TASK LIST =>
1. Copy out the stretch of the records from their first line through the line containing "666, 872, 690]", keeping every line unchanged.
2. Write the next part of the passage on refugees and Holocaust survivors, picking up right after its final sentence.

━━━━━ TEXT EXCERPT ━━━━━

And if all this were not baroque enough, something else has come up that makes me realize that the Melendez/Martinez affair is even more faceted than I could have ever imagined. Last year I started receiving, unsolicited, a quarterly called Together devoted to “uniting all Holocaust survivors.” I often wonder how I got on such a mailing list since, if I must, I would consider myself a refugee rather than a “survivor.” Still, I noticed that over the last few years the term has attached itself, with little exception, to all those touched by Hitler’s Nuremberg Laws. It is not my purpose to quarrel with Together for trying to unite those of us affected by the Shoah, but it makes me uneasy to see the refugee survivor and the concentration camp survivor thrown into the same mix. It seems a sacrilege.

Ironically, the very point of Passing Through Havana was to mark the distinction between survivor and refugee. I wanted to show how Hitler’s demonic obsession had affected the thousands who had managed to flee the Nazis only to wash up, alienated and confused, on unfamiliar shores. What was it like for them in Shanghai, in Rio de Janeiro, in Melbourne, in Sto. Domingo, in Havana? I wanted to describe that experience of dislocation because I felt it had been overlooked, and rightly so, when the story of the Holocaust was first being told after the war. I wanted to show how far Hitler’s evil had radiated, how subtly it had damaged those who, like me, were “saved.” But the term “survivor,” to my mind, belongs only to the Primo Levis of this world who had lived the actual agony of the camps.

━━━━━ DATA SECTION ━━━━━

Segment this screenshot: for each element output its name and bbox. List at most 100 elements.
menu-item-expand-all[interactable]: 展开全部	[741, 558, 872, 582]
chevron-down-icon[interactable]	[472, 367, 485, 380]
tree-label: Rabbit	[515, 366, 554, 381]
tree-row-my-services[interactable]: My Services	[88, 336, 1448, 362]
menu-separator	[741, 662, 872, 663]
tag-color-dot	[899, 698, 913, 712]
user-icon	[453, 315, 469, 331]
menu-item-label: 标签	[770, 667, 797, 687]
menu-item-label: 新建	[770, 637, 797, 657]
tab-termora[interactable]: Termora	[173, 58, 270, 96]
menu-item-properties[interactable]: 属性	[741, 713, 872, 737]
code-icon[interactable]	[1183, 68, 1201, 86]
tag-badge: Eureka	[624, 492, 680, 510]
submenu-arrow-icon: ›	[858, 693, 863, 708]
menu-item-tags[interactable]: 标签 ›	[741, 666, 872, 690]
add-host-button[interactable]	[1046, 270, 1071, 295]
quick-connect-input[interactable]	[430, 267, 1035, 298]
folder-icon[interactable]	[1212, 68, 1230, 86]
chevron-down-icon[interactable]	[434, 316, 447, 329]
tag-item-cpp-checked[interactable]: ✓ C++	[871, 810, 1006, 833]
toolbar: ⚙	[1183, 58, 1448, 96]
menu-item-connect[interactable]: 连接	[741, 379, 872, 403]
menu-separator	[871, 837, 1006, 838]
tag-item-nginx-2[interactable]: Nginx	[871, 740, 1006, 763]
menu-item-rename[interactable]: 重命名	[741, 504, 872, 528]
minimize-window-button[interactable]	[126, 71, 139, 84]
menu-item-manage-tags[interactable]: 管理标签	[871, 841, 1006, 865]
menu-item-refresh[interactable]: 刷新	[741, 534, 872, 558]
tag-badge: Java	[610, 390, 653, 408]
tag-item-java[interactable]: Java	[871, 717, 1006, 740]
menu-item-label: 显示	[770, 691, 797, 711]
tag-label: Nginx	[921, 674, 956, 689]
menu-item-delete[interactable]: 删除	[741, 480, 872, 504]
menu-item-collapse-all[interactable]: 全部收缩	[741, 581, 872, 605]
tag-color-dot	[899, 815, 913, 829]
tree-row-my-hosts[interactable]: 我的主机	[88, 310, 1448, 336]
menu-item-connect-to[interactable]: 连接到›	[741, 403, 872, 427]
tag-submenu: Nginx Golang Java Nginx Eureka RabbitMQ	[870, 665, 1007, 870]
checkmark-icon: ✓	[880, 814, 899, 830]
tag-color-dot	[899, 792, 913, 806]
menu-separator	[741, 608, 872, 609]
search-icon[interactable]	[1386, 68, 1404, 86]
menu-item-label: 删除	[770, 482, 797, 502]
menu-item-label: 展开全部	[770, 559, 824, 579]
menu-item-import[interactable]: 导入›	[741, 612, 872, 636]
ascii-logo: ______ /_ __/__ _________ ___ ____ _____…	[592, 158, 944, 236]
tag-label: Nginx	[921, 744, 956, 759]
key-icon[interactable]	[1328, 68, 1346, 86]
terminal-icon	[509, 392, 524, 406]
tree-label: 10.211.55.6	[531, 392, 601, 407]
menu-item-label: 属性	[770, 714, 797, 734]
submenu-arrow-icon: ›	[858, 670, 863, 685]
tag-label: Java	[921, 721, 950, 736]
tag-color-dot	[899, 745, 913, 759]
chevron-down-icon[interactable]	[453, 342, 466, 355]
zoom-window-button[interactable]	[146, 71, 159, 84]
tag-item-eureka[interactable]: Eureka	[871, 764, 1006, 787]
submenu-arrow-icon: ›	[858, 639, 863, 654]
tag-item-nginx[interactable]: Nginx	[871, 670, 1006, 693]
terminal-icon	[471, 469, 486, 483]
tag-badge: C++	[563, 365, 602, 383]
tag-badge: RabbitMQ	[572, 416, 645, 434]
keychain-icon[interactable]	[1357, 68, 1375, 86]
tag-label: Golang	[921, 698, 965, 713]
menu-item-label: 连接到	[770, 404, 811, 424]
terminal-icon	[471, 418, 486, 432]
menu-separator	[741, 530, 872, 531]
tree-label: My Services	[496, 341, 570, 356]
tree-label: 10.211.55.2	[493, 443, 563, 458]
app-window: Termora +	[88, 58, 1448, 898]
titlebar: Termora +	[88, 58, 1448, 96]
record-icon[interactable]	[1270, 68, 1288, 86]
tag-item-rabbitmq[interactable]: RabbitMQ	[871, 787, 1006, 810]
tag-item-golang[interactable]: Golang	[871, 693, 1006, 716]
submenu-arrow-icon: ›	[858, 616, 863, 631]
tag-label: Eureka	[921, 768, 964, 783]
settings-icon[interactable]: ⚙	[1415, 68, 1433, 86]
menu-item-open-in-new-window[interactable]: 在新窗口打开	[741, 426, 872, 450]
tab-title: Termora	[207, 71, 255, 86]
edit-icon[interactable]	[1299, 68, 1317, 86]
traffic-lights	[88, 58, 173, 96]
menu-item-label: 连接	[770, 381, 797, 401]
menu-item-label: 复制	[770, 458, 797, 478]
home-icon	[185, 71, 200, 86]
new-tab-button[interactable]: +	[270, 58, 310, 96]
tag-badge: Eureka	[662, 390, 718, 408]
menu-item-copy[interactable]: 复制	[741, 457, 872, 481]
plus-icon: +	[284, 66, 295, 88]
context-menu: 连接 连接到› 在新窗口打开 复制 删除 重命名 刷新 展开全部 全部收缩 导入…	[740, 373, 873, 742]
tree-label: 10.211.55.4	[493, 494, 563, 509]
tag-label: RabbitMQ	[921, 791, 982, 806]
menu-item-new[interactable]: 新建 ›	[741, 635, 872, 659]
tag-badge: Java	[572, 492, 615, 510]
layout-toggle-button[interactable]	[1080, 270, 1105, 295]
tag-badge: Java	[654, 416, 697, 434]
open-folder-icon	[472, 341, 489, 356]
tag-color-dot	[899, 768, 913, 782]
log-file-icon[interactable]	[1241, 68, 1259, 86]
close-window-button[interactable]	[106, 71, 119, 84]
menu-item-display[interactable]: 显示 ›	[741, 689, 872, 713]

━━━━━

RESULTS OF THE EXERCISE =>
1.
Segment this screenshot: for each element output its name and bbox. List at most 100 elements.
menu-item-expand-all[interactable]: 展开全部	[741, 558, 872, 582]
chevron-down-icon[interactable]	[472, 367, 485, 380]
tree-label: Rabbit	[515, 366, 554, 381]
tree-row-my-services[interactable]: My Services	[88, 336, 1448, 362]
menu-separator	[741, 662, 872, 663]
tag-color-dot	[899, 698, 913, 712]
user-icon	[453, 315, 469, 331]
menu-item-label: 标签	[770, 667, 797, 687]
menu-item-label: 新建	[770, 637, 797, 657]
tab-termora[interactable]: Termora	[173, 58, 270, 96]
menu-item-properties[interactable]: 属性	[741, 713, 872, 737]
code-icon[interactable]	[1183, 68, 1201, 86]
tag-badge: Eureka	[624, 492, 680, 510]
submenu-arrow-icon: ›	[858, 693, 863, 708]
menu-item-tags[interactable]: 标签 ›	[741, 666, 872, 690]

2.
Still, there are articles in Together that do touch me, such as the ones that tell of the search, even now, half a century later, for relatives and friends torn apart by the Holocaust. I don’t know why, but I read them avidly, probably because most tell stories of dispersals similar to mine. Sometimes people send in class photos from Antwerp circa l937 looking for the whereabouts of best friends and playmates and those kids look just like me, wearing the same smocked dresses, the same oversized ribbons in their hair.

Then one day, something in the magazine leapt right off the page. I couldn’t believe it. Imagine a call, a world wide search for “high minded Gentiles who had rescued Jews.” Good God, I thought, Consul Melendez! It is now twenty years since the publication of my book, but this Israeli Commission for the Designation of the Righteous seemed to speak directly to what had happened in Antwerp more than half a century ago. It seemed that fate was giving me another chance to redefine Roberto Melendez vs. Esteban Martinez.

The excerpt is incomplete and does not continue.